Wednesday, January 23, 2013

Ch Aragon Desert Willow JC aka Willa/Frejya

                                                            Janice and Willa/Frejya


Willa had a rough start in finding her home. Initially Janice was to take her  however her other 2 dogs at home disagreed and she was returned hours later. It broke Janice's heart to return her but she didn't want to put the puppy at risk of being injured or killed. Laurel had expressed an interest in having an Aragon greyhound and when contacted immediately drove 2 days across the country to pick her up. Within a month of Willa leaving, one of Janice's dogs succumbed to health issues leaving with her with one older greyhound and her home open again to a puppy. However Willa was gone and happy in her new home. Janice talked long and often about "her puppy" and she and Laurel became email friends.

Janice missing "her greyhound puppy" got a puppy from a litter sired by a Helios greyhound(Sheryl Bartel)and named him Audie.

Recently Laurel's health took a turn for the worse and Willa came back to live with Janice.

Below is Janice's story: 

As many of you know I was at the birth of Willa and fell in love with her the moment I held her in my hands and saw her beautiful face. I was unable to keep her and when I returned her to Helen a large piece of my heart stayed with that wonderful puppy.

She went to a wonderful home with Laurel Drew who also loved her, gave her attention and training.

We met at Lompoc and I asked that if she were ever in a position to give her up that she consider letting me have her. 

The unexpected happened and Willa came back to join our family. I am overjoyed to have her back (and saddened that Laurel had to make that most difficult decision.). My heart is now healed. Laurel, Helen and I are co-owners. It is a pleasure to share her with so many that love her so much.

I decided to call her Frejya, (pronounced free-yah) the name I gave her when she was my puppy. It means the Queen of the beautiful Maidens in Nordic stories. She is indeed the most beautiful maiden I have ever seen!

Her conformation championship story will be in the next post!

> What the task requires
Can you reproduce the post about Willa between "Recently Laurel's health" and "me have her.", inclusive? Draw only on the post about Willa.

> Stored data entries
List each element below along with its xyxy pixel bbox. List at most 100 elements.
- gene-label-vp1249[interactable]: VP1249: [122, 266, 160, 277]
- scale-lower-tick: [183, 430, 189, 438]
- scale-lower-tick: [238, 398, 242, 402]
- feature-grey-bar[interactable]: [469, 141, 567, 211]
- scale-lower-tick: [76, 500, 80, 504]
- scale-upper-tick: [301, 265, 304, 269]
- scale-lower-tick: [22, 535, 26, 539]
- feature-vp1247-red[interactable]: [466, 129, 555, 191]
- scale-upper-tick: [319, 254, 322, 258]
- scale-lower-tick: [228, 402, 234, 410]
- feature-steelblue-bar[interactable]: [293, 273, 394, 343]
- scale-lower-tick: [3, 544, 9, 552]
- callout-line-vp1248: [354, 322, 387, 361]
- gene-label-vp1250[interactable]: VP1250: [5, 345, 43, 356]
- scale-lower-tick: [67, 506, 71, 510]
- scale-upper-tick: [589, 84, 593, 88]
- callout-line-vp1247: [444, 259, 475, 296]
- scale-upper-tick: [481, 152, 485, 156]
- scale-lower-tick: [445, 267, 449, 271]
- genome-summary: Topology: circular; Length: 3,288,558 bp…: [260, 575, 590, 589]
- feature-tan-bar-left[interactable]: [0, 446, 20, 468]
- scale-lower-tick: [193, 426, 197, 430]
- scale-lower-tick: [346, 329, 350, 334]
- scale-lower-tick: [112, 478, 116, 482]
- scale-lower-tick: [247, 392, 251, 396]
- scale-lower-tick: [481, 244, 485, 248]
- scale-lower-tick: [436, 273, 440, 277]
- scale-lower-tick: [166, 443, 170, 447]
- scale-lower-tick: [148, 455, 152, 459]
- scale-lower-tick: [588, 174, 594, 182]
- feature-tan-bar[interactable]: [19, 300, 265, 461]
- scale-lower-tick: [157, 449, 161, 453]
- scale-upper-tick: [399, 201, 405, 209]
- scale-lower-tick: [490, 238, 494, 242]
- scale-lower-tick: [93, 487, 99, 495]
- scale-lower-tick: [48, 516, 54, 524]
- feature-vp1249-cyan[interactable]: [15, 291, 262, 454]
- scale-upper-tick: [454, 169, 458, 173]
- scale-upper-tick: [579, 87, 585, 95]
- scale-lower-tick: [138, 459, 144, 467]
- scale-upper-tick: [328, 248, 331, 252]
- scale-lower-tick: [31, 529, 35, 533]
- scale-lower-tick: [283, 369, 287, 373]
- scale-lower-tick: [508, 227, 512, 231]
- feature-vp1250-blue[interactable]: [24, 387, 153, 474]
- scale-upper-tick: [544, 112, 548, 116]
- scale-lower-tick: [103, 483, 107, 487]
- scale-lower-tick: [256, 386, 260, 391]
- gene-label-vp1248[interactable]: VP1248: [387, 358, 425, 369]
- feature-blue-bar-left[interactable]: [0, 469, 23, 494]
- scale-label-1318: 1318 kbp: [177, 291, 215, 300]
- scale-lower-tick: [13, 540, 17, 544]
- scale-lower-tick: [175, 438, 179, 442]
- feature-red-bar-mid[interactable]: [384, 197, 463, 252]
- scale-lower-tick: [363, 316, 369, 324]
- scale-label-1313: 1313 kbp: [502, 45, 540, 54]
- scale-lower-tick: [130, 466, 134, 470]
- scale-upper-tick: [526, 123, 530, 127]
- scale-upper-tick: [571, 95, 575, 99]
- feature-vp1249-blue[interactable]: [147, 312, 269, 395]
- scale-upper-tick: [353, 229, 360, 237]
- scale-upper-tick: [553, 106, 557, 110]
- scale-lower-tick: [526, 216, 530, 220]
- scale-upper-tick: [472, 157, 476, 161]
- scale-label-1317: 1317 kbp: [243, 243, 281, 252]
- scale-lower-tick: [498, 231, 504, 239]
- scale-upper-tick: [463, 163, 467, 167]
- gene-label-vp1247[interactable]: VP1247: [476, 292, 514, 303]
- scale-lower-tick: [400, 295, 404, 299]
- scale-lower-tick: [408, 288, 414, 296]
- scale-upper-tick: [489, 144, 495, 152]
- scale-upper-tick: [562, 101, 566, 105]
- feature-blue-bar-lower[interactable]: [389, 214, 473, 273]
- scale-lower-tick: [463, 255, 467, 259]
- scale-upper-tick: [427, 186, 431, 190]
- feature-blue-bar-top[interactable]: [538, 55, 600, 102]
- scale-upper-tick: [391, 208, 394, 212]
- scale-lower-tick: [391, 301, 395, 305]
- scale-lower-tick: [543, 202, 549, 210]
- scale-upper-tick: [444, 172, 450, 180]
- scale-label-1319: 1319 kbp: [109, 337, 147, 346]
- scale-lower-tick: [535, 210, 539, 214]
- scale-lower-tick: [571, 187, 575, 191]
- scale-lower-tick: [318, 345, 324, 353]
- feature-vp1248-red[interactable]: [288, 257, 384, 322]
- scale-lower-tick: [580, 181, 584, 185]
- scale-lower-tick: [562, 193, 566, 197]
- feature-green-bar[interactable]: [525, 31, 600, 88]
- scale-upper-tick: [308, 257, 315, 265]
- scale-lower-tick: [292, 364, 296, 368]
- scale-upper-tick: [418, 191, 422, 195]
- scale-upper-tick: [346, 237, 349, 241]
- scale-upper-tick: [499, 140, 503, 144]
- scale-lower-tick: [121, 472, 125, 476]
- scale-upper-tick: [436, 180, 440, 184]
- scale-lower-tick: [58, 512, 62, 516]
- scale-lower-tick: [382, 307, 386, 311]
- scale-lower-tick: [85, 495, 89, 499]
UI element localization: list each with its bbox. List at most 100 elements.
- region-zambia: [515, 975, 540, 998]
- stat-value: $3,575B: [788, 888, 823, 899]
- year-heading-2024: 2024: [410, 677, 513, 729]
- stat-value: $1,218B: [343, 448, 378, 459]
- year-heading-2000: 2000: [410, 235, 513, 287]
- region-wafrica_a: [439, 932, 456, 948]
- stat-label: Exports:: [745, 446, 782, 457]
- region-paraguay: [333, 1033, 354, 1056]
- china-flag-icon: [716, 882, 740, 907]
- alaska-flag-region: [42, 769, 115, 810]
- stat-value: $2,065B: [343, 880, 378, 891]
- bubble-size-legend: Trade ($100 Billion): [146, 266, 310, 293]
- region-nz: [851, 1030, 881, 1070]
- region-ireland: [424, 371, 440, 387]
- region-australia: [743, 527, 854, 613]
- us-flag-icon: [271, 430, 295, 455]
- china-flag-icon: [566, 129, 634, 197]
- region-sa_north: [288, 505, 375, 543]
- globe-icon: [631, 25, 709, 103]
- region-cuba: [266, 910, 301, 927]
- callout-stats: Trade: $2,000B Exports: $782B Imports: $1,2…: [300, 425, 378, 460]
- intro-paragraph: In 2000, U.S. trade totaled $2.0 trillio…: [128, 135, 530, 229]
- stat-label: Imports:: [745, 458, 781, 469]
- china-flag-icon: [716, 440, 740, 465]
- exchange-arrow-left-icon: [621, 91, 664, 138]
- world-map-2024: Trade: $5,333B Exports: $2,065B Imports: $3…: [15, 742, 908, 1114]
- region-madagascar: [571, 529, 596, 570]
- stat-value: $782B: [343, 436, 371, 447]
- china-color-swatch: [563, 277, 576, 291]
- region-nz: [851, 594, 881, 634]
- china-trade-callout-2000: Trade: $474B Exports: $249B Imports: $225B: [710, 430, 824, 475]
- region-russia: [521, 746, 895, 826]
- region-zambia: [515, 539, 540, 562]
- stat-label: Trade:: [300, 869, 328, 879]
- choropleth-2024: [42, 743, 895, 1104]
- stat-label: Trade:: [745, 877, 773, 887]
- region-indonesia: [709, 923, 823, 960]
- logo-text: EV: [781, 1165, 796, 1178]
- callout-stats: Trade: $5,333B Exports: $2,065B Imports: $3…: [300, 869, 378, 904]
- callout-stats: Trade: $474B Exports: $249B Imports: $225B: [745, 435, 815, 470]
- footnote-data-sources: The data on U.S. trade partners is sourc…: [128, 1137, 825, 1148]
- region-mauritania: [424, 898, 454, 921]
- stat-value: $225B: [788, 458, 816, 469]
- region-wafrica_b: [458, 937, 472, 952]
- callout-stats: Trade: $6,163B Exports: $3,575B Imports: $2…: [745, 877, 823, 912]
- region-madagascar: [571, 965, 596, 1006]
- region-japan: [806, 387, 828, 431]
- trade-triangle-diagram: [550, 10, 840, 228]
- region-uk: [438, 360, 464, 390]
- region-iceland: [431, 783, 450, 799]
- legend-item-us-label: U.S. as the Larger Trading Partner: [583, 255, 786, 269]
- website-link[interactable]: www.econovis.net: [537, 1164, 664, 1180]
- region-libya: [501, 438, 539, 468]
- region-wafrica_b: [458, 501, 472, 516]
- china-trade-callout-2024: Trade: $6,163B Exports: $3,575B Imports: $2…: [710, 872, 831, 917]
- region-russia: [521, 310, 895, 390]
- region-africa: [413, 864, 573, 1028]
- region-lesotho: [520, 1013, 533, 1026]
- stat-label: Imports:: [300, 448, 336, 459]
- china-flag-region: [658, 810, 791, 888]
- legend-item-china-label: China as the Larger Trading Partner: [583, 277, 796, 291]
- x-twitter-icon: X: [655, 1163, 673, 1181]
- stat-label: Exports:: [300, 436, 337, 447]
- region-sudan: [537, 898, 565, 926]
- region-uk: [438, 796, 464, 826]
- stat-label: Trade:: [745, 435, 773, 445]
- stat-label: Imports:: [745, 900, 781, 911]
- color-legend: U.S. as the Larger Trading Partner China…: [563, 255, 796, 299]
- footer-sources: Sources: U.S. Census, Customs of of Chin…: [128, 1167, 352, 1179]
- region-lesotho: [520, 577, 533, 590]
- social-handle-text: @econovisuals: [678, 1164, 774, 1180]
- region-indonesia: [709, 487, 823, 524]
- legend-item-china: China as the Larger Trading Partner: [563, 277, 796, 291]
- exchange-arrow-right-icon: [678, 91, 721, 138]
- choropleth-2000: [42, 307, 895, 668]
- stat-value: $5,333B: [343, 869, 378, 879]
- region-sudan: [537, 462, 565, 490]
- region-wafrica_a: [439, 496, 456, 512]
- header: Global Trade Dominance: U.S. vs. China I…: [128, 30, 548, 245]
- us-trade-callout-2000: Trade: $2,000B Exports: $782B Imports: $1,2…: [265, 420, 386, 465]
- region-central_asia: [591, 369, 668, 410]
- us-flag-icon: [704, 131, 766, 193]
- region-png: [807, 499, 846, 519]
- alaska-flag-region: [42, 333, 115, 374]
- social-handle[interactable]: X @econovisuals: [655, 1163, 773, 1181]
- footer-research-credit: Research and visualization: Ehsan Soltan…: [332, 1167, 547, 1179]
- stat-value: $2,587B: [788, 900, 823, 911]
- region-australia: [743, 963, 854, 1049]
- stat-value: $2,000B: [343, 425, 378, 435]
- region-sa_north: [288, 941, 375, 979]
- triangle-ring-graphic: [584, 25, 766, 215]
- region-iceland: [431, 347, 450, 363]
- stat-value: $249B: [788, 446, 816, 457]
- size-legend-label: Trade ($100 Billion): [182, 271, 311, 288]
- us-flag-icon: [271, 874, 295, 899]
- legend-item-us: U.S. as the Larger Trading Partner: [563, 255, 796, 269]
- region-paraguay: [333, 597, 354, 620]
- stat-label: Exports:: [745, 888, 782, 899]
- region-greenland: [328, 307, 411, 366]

> Response to this task
Recently Laurel's health took a turn for the worse and Willa came back to live with Janice.

Below is Janice's story: 

As many of you know I was at the birth of Willa and fell in love with her the moment I held her in my hands and saw her beautiful face. I was unable to keep her and when I returned her to Helen a large piece of my heart stayed with that wonderful puppy.

She went to a wonderful home with Laurel Drew who also loved her, gave her attention and training.

We met at Lompoc and I asked that if she were ever in a position to give her up that she consider letting me have her.